- _Collected data_:

** BEGIN **

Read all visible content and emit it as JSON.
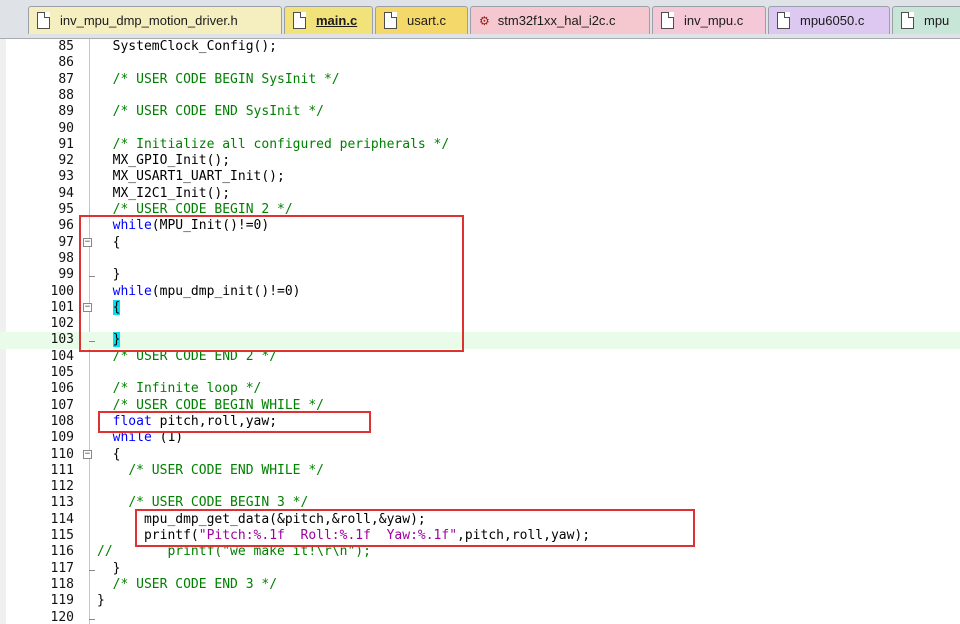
{
  "tabs": [
    {
      "label": "inv_mpu_dmp_motion_driver.h",
      "active": false,
      "color": "#f5efc0",
      "icon": "header-file-icon"
    },
    {
      "label": "main.c",
      "active": true,
      "color": "#f2e27a",
      "icon": "c-file-icon"
    },
    {
      "label": "usart.c",
      "active": false,
      "color": "#f5d86a",
      "icon": "c-file-icon"
    },
    {
      "label": "stm32f1xx_hal_i2c.c",
      "active": false,
      "color": "#f5c8d0",
      "icon": "gear-file-icon"
    },
    {
      "label": "inv_mpu.c",
      "active": false,
      "color": "#f5c8d8",
      "icon": "c-file-icon"
    },
    {
      "label": "mpu6050.c",
      "active": false,
      "color": "#dcc8f0",
      "icon": "c-file-icon"
    },
    {
      "label": "mpu",
      "active": false,
      "color": "#c8e6d8",
      "icon": "c-file-icon"
    }
  ],
  "editor": {
    "lines": [
      {
        "num": "85",
        "code": "  SystemClock_Config();"
      },
      {
        "num": "86",
        "code": ""
      },
      {
        "num": "87",
        "code": "  /* USER CODE BEGIN SysInit */"
      },
      {
        "num": "88",
        "code": ""
      },
      {
        "num": "89",
        "code": "  /* USER CODE END SysInit */"
      },
      {
        "num": "90",
        "code": ""
      },
      {
        "num": "91",
        "code": "  /* Initialize all configured peripherals */"
      },
      {
        "num": "92",
        "code": "  MX_GPIO_Init();"
      },
      {
        "num": "93",
        "code": "  MX_USART1_UART_Init();"
      },
      {
        "num": "94",
        "code": "  MX_I2C1_Init();"
      },
      {
        "num": "95",
        "code": "  /* USER CODE BEGIN 2 */"
      },
      {
        "num": "96",
        "code": "  while(MPU_Init()!=0)"
      },
      {
        "num": "97",
        "code": "  {"
      },
      {
        "num": "98",
        "code": ""
      },
      {
        "num": "99",
        "code": "  }"
      },
      {
        "num": "100",
        "code": "  while(mpu_dmp_init()!=0)"
      },
      {
        "num": "101",
        "code": "  {"
      },
      {
        "num": "102",
        "code": ""
      },
      {
        "num": "103",
        "code": "  }"
      },
      {
        "num": "104",
        "code": "  /* USER CODE END 2 */"
      },
      {
        "num": "105",
        "code": ""
      },
      {
        "num": "106",
        "code": "  /* Infinite loop */"
      },
      {
        "num": "107",
        "code": "  /* USER CODE BEGIN WHILE */"
      },
      {
        "num": "108",
        "code": "  float pitch,roll,yaw;"
      },
      {
        "num": "109",
        "code": "  while (1)"
      },
      {
        "num": "110",
        "code": "  {"
      },
      {
        "num": "111",
        "code": "    /* USER CODE END WHILE */"
      },
      {
        "num": "112",
        "code": ""
      },
      {
        "num": "113",
        "code": "    /* USER CODE BEGIN 3 */"
      },
      {
        "num": "114",
        "code": "      mpu_dmp_get_data(&pitch,&roll,&yaw);"
      },
      {
        "num": "115",
        "code": "      printf(\"Pitch:%.1f  Roll:%.1f  Yaw:%.1f\",pitch,roll,yaw);"
      },
      {
        "num": "116",
        "code": "//       printf(\"we make it!\\r\\n\");"
      },
      {
        "num": "117",
        "code": "  }"
      },
      {
        "num": "118",
        "code": "  /* USER CODE END 3 */"
      },
      {
        "num": "119",
        "code": "}"
      },
      {
        "num": "120",
        "code": ""
      }
    ],
    "current_line": "103",
    "fold_open_lines": [
      "97",
      "101",
      "110"
    ],
    "fold_close_lines": [
      "99",
      "103",
      "117",
      "120"
    ],
    "highlight_boxes": [
      {
        "from": "96",
        "to": "103",
        "label": "init-loops-box"
      },
      {
        "from": "108",
        "to": "108",
        "label": "declaration-box"
      },
      {
        "from": "114",
        "to": "115",
        "label": "print-data-box"
      }
    ],
    "colors": {
      "keyword": "#0000ff",
      "comment": "#008000",
      "string": "#a000a0",
      "box": "#e03030"
    }
  }
}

** END **

Copy out each line of the material that holds the word "printf".

- _Response to this task_:
        "code": "      printf(\"Pitch:%.1f  Roll:%.1f  Yaw:%.1f\",pitch,roll,yaw);"
        "code": "//       printf(\"we make it!\\r\\n\");"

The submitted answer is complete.